• [INSTRUCTIONS TO FOLLOW] Copy out the items below word for word, beginning with the first line and stopping after the line that contains "svg-text:1: 1 [181,312,187,323]". Include both of those lines.

• [DATASET ROWS]
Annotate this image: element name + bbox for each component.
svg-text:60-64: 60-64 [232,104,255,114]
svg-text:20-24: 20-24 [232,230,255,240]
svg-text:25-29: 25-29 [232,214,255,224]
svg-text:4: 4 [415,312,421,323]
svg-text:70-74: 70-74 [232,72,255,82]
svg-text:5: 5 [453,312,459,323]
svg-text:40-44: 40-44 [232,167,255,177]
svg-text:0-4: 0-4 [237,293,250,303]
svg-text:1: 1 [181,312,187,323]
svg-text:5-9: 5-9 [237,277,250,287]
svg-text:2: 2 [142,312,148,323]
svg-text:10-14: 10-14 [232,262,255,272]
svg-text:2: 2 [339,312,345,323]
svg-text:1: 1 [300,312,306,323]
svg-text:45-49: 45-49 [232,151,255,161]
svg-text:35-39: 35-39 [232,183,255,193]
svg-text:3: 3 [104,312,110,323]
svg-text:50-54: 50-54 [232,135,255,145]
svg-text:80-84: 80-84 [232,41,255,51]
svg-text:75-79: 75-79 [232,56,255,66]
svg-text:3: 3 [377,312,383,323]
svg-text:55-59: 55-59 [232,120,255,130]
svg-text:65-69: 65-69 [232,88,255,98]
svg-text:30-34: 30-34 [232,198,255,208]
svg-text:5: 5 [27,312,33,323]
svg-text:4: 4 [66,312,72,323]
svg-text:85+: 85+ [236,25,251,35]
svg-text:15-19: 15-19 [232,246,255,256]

• [FINAL ANSWER]
Annotate this image: element name + bbox for each component.
svg-text:60-64: 60-64 [232,104,255,114]
svg-text:20-24: 20-24 [232,230,255,240]
svg-text:25-29: 25-29 [232,214,255,224]
svg-text:4: 4 [415,312,421,323]
svg-text:70-74: 70-74 [232,72,255,82]
svg-text:5: 5 [453,312,459,323]
svg-text:40-44: 40-44 [232,167,255,177]
svg-text:0-4: 0-4 [237,293,250,303]
svg-text:1: 1 [181,312,187,323]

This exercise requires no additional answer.